§ EXTRACTED INFORMATION:
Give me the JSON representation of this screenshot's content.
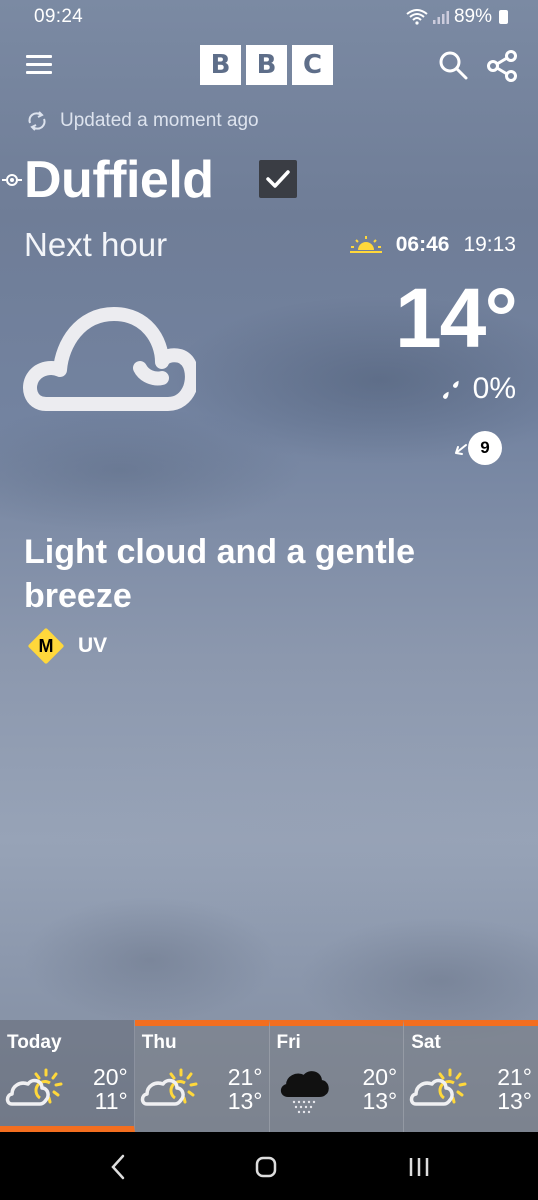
{
  "status": {
    "time": "09:24",
    "battery": "89%"
  },
  "header": {
    "logo": [
      "B",
      "B",
      "C"
    ]
  },
  "updated": "Updated a moment ago",
  "location": "Duffield",
  "period": "Next hour",
  "sun": {
    "sunrise": "06:46",
    "sunset": "19:13"
  },
  "current": {
    "temperature": "14°",
    "rain_chance": "0%",
    "wind_speed": "9",
    "description": "Light cloud and a gentle breeze",
    "uv_level": "M",
    "uv_label": "UV"
  },
  "forecast": [
    {
      "day": "Today",
      "high": "20°",
      "low": "11°",
      "icon": "light-cloud-sun-icon"
    },
    {
      "day": "Thu",
      "high": "21°",
      "low": "13°",
      "icon": "light-cloud-sun-icon"
    },
    {
      "day": "Fri",
      "high": "20°",
      "low": "13°",
      "icon": "drizzle-cloud-icon"
    },
    {
      "day": "Sat",
      "high": "21°",
      "low": "13°",
      "icon": "light-cloud-sun-icon"
    }
  ],
  "colors": {
    "accent": "#f36e1f",
    "uv_yellow": "#ffd83b"
  }
}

§ EXERCISE DESCRIPTION: Repeat the entries exactly and keep the pictures out of the copy.

§ COMPLETE RESPONSE:
Give me the JSON representation of this screenshot's content.
{
  "status": {
    "time": "09:24",
    "battery": "89%"
  },
  "header": {
    "logo": [
      "B",
      "B",
      "C"
    ]
  },
  "updated": "Updated a moment ago",
  "location": "Duffield",
  "period": "Next hour",
  "sun": {
    "sunrise": "06:46",
    "sunset": "19:13"
  },
  "current": {
    "temperature": "14°",
    "rain_chance": "0%",
    "wind_speed": "9",
    "description": "Light cloud and a gentle breeze",
    "uv_level": "M",
    "uv_label": "UV"
  },
  "forecast": [
    {
      "day": "Today",
      "high": "20°",
      "low": "11°",
      "icon": "light-cloud-sun-icon"
    },
    {
      "day": "Thu",
      "high": "21°",
      "low": "13°",
      "icon": "light-cloud-sun-icon"
    },
    {
      "day": "Fri",
      "high": "20°",
      "low": "13°",
      "icon": "drizzle-cloud-icon"
    },
    {
      "day": "Sat",
      "high": "21°",
      "low": "13°",
      "icon": "light-cloud-sun-icon"
    }
  ],
  "colors": {
    "accent": "#f36e1f",
    "uv_yellow": "#ffd83b"
  }
}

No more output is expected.